Requirements:
Where a line contains the word "Bureau", copy that line in full.

Excerpted data:
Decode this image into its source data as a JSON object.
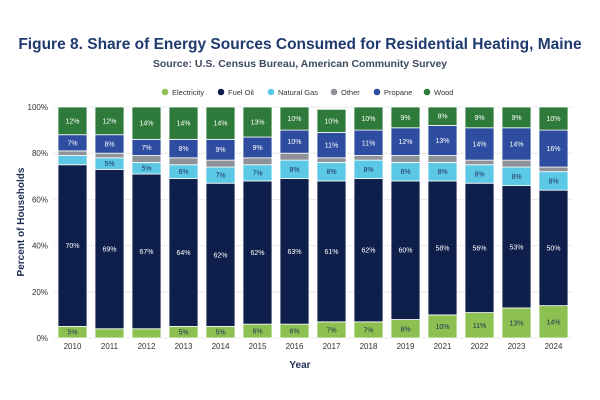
{
  "page": {
    "title": "Figure 8. Share of Energy Sources Consumed for Residential Heating, Maine",
    "subtitle": "Source: U.S. Census Bureau, American Community Survey"
  },
  "chart_data": {
    "type": "bar",
    "stacked": true,
    "title": "Figure 8. Share of Energy Sources Consumed for Residential Heating, Maine",
    "subtitle": "Source: U.S. Census Bureau, American Community Survey",
    "xlabel": "Year",
    "ylabel": "Percent of Households",
    "ylim": [
      0,
      100
    ],
    "yticks": [
      "0%",
      "20%",
      "40%",
      "60%",
      "80%",
      "100%"
    ],
    "legend_position": "top",
    "categories": [
      "2010",
      "2011",
      "2012",
      "2013",
      "2014",
      "2015",
      "2016",
      "2017",
      "2018",
      "2019",
      "2021",
      "2022",
      "2023",
      "2024"
    ],
    "series": [
      {
        "name": "Electricity",
        "color": "#8cc152",
        "values": [
          5,
          4,
          4,
          5,
          5,
          6,
          6,
          7,
          7,
          8,
          10,
          11,
          13,
          14
        ],
        "labels": [
          "5%",
          "",
          "",
          "5%",
          "5%",
          "6%",
          "6%",
          "7%",
          "7%",
          "8%",
          "10%",
          "11%",
          "13%",
          "14%"
        ]
      },
      {
        "name": "Fuel Oil",
        "color": "#0f1f4b",
        "values": [
          70,
          69,
          67,
          64,
          62,
          62,
          63,
          61,
          62,
          60,
          58,
          56,
          53,
          50
        ],
        "labels": [
          "70%",
          "69%",
          "67%",
          "64%",
          "62%",
          "62%",
          "63%",
          "61%",
          "62%",
          "60%",
          "58%",
          "56%",
          "53%",
          "50%"
        ]
      },
      {
        "name": "Natural Gas",
        "color": "#5bc8e6",
        "values": [
          4,
          5,
          5,
          6,
          7,
          7,
          8,
          8,
          8,
          8,
          8,
          8,
          8,
          8
        ],
        "labels": [
          "",
          "5%",
          "5%",
          "6%",
          "7%",
          "7%",
          "8%",
          "8%",
          "8%",
          "8%",
          "8%",
          "8%",
          "8%",
          "8%"
        ]
      },
      {
        "name": "Other",
        "color": "#8f9399",
        "values": [
          2,
          2,
          3,
          3,
          3,
          3,
          3,
          2,
          2,
          3,
          3,
          2,
          3,
          2
        ],
        "labels": [
          "",
          "",
          "",
          "",
          "",
          "",
          "",
          "",
          "",
          "",
          "",
          "",
          "",
          ""
        ]
      },
      {
        "name": "Propane",
        "color": "#2e4da0",
        "values": [
          7,
          8,
          7,
          8,
          9,
          9,
          10,
          11,
          11,
          12,
          13,
          14,
          14,
          16
        ],
        "labels": [
          "7%",
          "8%",
          "7%",
          "8%",
          "9%",
          "9%",
          "10%",
          "11%",
          "11%",
          "12%",
          "13%",
          "14%",
          "14%",
          "16%"
        ]
      },
      {
        "name": "Wood",
        "color": "#2d7a3a",
        "values": [
          12,
          12,
          14,
          14,
          14,
          13,
          10,
          10,
          10,
          9,
          8,
          9,
          9,
          10
        ],
        "labels": [
          "12%",
          "12%",
          "14%",
          "14%",
          "14%",
          "13%",
          "10%",
          "10%",
          "10%",
          "9%",
          "8%",
          "9%",
          "9%",
          "10%"
        ]
      }
    ]
  }
}
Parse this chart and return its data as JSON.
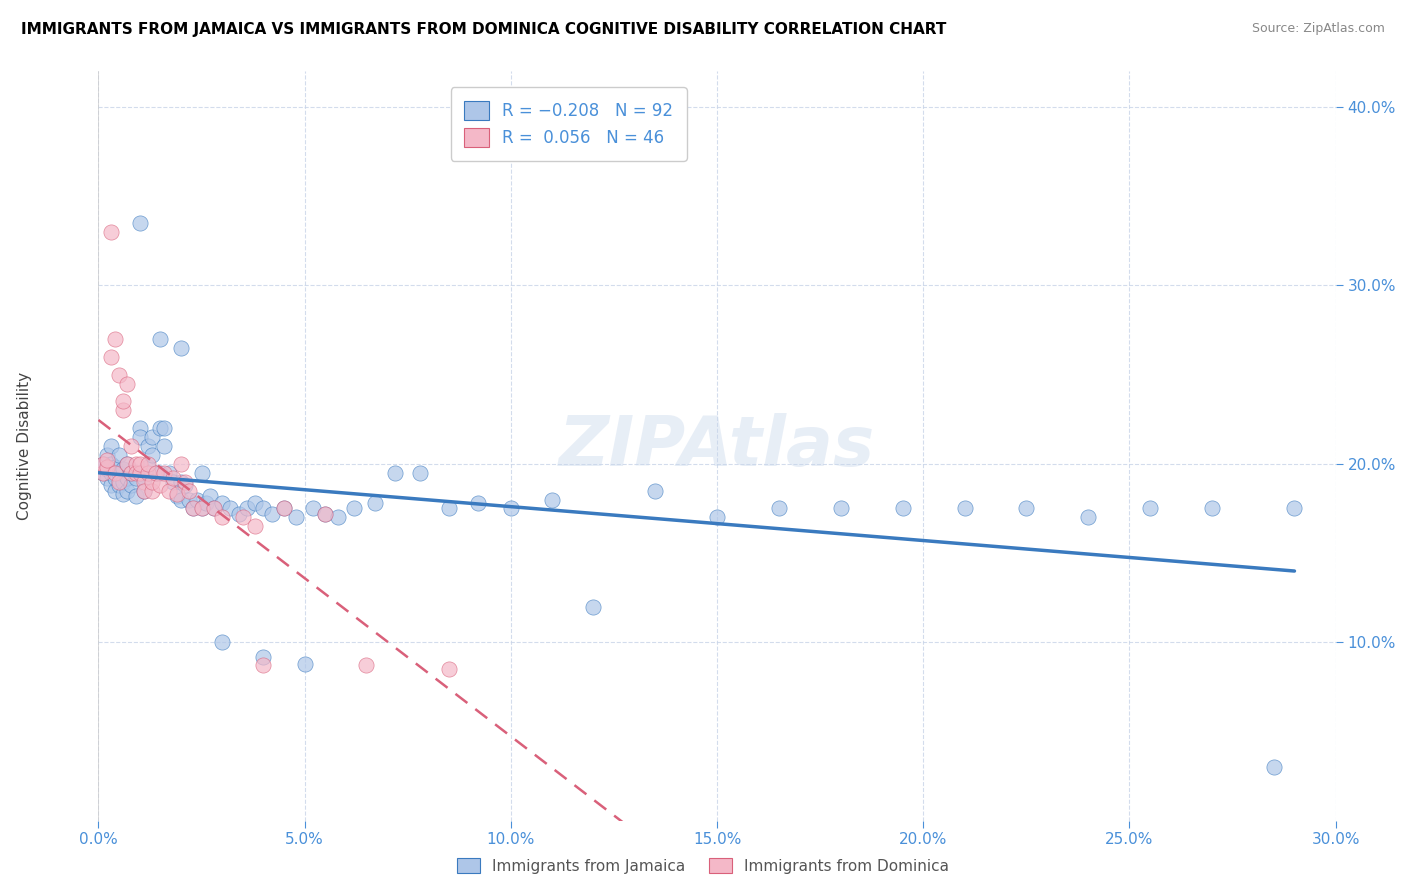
{
  "title": "IMMIGRANTS FROM JAMAICA VS IMMIGRANTS FROM DOMINICA COGNITIVE DISABILITY CORRELATION CHART",
  "source": "Source: ZipAtlas.com",
  "ylabel": "Cognitive Disability",
  "xlim": [
    0.0,
    0.3
  ],
  "ylim": [
    0.0,
    0.42
  ],
  "xticks": [
    0.0,
    0.05,
    0.1,
    0.15,
    0.2,
    0.25,
    0.3
  ],
  "yticks": [
    0.1,
    0.2,
    0.3,
    0.4
  ],
  "ytick_labels": [
    "10.0%",
    "20.0%",
    "30.0%",
    "40.0%"
  ],
  "xtick_labels": [
    "0.0%",
    "5.0%",
    "10.0%",
    "15.0%",
    "20.0%",
    "25.0%",
    "30.0%"
  ],
  "color_jamaica": "#aec6e8",
  "color_dominica": "#f4b8c8",
  "trendline_jamaica": "#3a7abf",
  "trendline_dominica": "#d9607a",
  "watermark": "ZIPAtlas",
  "jamaica_x": [
    0.001,
    0.001,
    0.002,
    0.002,
    0.002,
    0.003,
    0.003,
    0.003,
    0.003,
    0.004,
    0.004,
    0.004,
    0.005,
    0.005,
    0.005,
    0.006,
    0.006,
    0.006,
    0.007,
    0.007,
    0.007,
    0.008,
    0.008,
    0.009,
    0.009,
    0.01,
    0.01,
    0.01,
    0.011,
    0.011,
    0.012,
    0.012,
    0.013,
    0.013,
    0.014,
    0.015,
    0.015,
    0.016,
    0.016,
    0.017,
    0.018,
    0.019,
    0.02,
    0.02,
    0.021,
    0.022,
    0.023,
    0.024,
    0.025,
    0.026,
    0.027,
    0.028,
    0.03,
    0.032,
    0.034,
    0.036,
    0.038,
    0.04,
    0.042,
    0.045,
    0.048,
    0.052,
    0.055,
    0.058,
    0.062,
    0.067,
    0.072,
    0.078,
    0.085,
    0.092,
    0.1,
    0.11,
    0.12,
    0.135,
    0.15,
    0.165,
    0.18,
    0.195,
    0.21,
    0.225,
    0.24,
    0.255,
    0.27,
    0.285,
    0.01,
    0.015,
    0.02,
    0.025,
    0.03,
    0.04,
    0.05,
    0.29
  ],
  "jamaica_y": [
    0.195,
    0.2,
    0.192,
    0.197,
    0.205,
    0.188,
    0.195,
    0.2,
    0.21,
    0.185,
    0.192,
    0.198,
    0.188,
    0.195,
    0.205,
    0.183,
    0.19,
    0.197,
    0.185,
    0.192,
    0.2,
    0.188,
    0.195,
    0.182,
    0.192,
    0.22,
    0.215,
    0.195,
    0.185,
    0.192,
    0.21,
    0.198,
    0.215,
    0.205,
    0.195,
    0.22,
    0.195,
    0.22,
    0.21,
    0.195,
    0.19,
    0.182,
    0.19,
    0.18,
    0.188,
    0.18,
    0.175,
    0.18,
    0.175,
    0.178,
    0.182,
    0.175,
    0.178,
    0.175,
    0.172,
    0.175,
    0.178,
    0.175,
    0.172,
    0.175,
    0.17,
    0.175,
    0.172,
    0.17,
    0.175,
    0.178,
    0.195,
    0.195,
    0.175,
    0.178,
    0.175,
    0.18,
    0.12,
    0.185,
    0.17,
    0.175,
    0.175,
    0.175,
    0.175,
    0.175,
    0.17,
    0.175,
    0.175,
    0.03,
    0.335,
    0.27,
    0.265,
    0.195,
    0.1,
    0.092,
    0.088,
    0.175
  ],
  "dominica_x": [
    0.001,
    0.001,
    0.002,
    0.002,
    0.003,
    0.003,
    0.004,
    0.004,
    0.005,
    0.005,
    0.006,
    0.006,
    0.007,
    0.007,
    0.008,
    0.008,
    0.009,
    0.009,
    0.01,
    0.01,
    0.011,
    0.011,
    0.012,
    0.012,
    0.013,
    0.013,
    0.014,
    0.015,
    0.016,
    0.017,
    0.018,
    0.019,
    0.02,
    0.021,
    0.022,
    0.023,
    0.025,
    0.028,
    0.03,
    0.035,
    0.038,
    0.04,
    0.045,
    0.055,
    0.065,
    0.085
  ],
  "dominica_y": [
    0.195,
    0.2,
    0.198,
    0.202,
    0.26,
    0.33,
    0.195,
    0.27,
    0.25,
    0.19,
    0.23,
    0.235,
    0.2,
    0.245,
    0.21,
    0.195,
    0.2,
    0.195,
    0.195,
    0.2,
    0.19,
    0.185,
    0.195,
    0.2,
    0.185,
    0.19,
    0.195,
    0.188,
    0.195,
    0.185,
    0.192,
    0.183,
    0.2,
    0.19,
    0.185,
    0.175,
    0.175,
    0.175,
    0.17,
    0.17,
    0.165,
    0.087,
    0.175,
    0.172,
    0.087,
    0.085
  ]
}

Result of the task:
    "subtitle": "Source: U.S. Census Bureau, American Community Survey"
    "subtitle": "Source: U.S. Census Bureau, American Community Survey",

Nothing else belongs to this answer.